+++ MATERIALS PROVIDED

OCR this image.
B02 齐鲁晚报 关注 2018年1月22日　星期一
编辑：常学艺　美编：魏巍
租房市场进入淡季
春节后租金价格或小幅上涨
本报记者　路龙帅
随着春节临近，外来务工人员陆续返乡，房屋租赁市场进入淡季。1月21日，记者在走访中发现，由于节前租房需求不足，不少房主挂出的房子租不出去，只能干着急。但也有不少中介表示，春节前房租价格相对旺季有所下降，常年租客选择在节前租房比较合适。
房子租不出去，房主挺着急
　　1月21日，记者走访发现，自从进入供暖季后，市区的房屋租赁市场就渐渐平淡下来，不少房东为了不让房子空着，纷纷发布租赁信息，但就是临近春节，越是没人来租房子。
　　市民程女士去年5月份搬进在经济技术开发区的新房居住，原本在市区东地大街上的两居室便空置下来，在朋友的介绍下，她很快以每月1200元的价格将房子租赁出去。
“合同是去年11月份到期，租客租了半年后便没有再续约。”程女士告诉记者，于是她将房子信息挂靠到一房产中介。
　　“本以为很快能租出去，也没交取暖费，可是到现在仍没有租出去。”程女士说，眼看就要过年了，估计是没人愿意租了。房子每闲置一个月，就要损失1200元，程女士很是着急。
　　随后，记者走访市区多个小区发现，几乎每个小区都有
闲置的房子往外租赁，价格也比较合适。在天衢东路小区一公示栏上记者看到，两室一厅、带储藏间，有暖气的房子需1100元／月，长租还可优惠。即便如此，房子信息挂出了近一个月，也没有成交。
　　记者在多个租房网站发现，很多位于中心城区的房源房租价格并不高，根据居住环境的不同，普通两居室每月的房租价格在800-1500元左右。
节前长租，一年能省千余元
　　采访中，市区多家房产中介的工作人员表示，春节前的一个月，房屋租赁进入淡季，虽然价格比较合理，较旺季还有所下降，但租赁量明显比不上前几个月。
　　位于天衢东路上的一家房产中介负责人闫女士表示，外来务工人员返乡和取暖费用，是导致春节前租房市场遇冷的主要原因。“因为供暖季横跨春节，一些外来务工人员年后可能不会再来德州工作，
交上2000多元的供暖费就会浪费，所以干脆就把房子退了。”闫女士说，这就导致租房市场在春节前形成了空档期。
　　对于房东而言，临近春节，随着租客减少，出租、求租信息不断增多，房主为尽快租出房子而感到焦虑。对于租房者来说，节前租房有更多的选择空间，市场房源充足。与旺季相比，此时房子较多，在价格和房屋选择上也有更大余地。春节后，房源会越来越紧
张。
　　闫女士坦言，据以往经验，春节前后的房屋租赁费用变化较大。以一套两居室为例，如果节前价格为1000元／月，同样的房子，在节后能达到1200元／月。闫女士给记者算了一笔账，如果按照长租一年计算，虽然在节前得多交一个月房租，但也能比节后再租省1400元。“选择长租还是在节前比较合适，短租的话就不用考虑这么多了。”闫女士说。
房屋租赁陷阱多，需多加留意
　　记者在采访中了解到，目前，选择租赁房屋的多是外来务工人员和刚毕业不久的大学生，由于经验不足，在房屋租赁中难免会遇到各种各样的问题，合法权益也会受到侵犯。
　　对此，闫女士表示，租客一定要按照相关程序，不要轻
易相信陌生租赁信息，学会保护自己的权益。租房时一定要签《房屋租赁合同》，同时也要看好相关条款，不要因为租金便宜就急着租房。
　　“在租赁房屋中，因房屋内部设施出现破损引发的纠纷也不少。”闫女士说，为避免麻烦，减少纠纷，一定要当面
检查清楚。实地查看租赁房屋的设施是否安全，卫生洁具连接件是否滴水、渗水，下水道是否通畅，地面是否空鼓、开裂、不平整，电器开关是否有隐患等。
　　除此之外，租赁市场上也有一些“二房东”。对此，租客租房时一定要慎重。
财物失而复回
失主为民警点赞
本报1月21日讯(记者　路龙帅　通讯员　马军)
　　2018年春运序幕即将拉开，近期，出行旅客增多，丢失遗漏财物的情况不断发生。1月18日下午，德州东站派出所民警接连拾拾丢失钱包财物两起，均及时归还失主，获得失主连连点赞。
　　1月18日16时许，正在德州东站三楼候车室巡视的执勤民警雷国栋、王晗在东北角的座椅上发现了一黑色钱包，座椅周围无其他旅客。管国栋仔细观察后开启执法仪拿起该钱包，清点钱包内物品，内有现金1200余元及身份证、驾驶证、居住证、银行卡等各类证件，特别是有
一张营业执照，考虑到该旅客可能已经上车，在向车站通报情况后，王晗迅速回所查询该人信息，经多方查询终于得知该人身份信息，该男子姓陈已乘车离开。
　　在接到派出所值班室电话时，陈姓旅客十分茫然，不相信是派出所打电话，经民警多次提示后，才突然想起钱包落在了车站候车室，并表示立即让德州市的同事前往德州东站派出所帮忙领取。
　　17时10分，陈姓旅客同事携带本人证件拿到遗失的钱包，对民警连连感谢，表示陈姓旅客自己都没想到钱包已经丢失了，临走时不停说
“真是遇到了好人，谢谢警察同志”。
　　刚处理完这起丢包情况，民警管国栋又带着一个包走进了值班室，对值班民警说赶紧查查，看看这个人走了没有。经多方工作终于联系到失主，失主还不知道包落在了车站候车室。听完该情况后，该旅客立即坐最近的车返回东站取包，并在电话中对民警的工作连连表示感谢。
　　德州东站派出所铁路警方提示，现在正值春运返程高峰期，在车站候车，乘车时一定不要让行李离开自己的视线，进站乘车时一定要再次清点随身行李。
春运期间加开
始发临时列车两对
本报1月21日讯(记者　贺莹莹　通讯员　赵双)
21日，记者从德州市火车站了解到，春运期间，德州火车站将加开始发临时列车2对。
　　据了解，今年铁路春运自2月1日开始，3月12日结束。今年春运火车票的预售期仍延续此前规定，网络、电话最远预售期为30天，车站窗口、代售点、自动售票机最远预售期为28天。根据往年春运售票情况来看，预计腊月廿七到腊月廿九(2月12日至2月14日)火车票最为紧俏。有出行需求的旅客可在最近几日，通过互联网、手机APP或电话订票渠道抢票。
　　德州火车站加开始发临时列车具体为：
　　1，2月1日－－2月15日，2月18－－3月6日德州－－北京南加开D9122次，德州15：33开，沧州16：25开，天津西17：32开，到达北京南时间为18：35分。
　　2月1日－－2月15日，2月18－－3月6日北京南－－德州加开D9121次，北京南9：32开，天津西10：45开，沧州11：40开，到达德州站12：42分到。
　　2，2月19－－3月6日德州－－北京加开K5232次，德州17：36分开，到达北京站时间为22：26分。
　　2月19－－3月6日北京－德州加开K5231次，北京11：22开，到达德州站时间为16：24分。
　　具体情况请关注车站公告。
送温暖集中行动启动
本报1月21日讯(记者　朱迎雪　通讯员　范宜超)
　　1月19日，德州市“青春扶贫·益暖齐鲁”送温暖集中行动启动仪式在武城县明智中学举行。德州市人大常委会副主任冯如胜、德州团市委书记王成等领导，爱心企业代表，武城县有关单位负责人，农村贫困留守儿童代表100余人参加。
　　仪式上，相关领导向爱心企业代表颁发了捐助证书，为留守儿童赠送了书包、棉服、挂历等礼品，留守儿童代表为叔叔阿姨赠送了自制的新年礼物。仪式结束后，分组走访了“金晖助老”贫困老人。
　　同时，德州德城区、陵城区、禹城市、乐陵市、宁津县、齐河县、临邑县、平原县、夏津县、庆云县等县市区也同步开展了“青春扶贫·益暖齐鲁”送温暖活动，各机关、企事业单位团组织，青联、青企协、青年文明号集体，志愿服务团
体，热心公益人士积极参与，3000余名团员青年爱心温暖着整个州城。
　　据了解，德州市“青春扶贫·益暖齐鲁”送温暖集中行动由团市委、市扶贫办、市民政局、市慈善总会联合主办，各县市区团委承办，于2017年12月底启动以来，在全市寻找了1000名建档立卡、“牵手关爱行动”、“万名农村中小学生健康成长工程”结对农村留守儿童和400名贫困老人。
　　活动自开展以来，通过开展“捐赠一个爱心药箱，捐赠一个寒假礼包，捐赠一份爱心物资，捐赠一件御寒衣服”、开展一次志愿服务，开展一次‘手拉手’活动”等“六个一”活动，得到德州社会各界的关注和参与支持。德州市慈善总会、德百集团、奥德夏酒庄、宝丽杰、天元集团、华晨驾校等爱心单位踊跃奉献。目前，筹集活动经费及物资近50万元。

++++++

### EXERCISE OBJECTIVE:
Find all the lines containing "青春扶贫" in the material, then copy them.

### OUTPUT BELOW:
　　1月19日，德州市“青春扶贫·益暖齐鲁”送温暖集中行动启动仪式在武城县明智中学举行。德州市人大常委会副主任冯如胜、德州团市委书记王成等领导，爱心企业代表，武城县有关单位负责人，农村贫困留守儿童代表100余人参加。
　　同时，德州德城区、陵城区、禹城市、乐陵市、宁津县、齐河县、临邑县、平原县、夏津县、庆云县等县市区也同步开展了“青春扶贫·益暖齐鲁”送温暖活动，各机关、企事业单位团组织，青联、青企协、青年文明号集体，志愿服务团
　　据了解，德州市“青春扶贫·益暖齐鲁”送温暖集中行动由团市委、市扶贫办、市民政局、市慈善总会联合主办，各县市区团委承办，于2017年12月底启动以来，在全市寻找了1000名建档立卡、“牵手关爱行动”、“万名农村中小学生健康成长工程”结对农村留守儿童和400名贫困老人。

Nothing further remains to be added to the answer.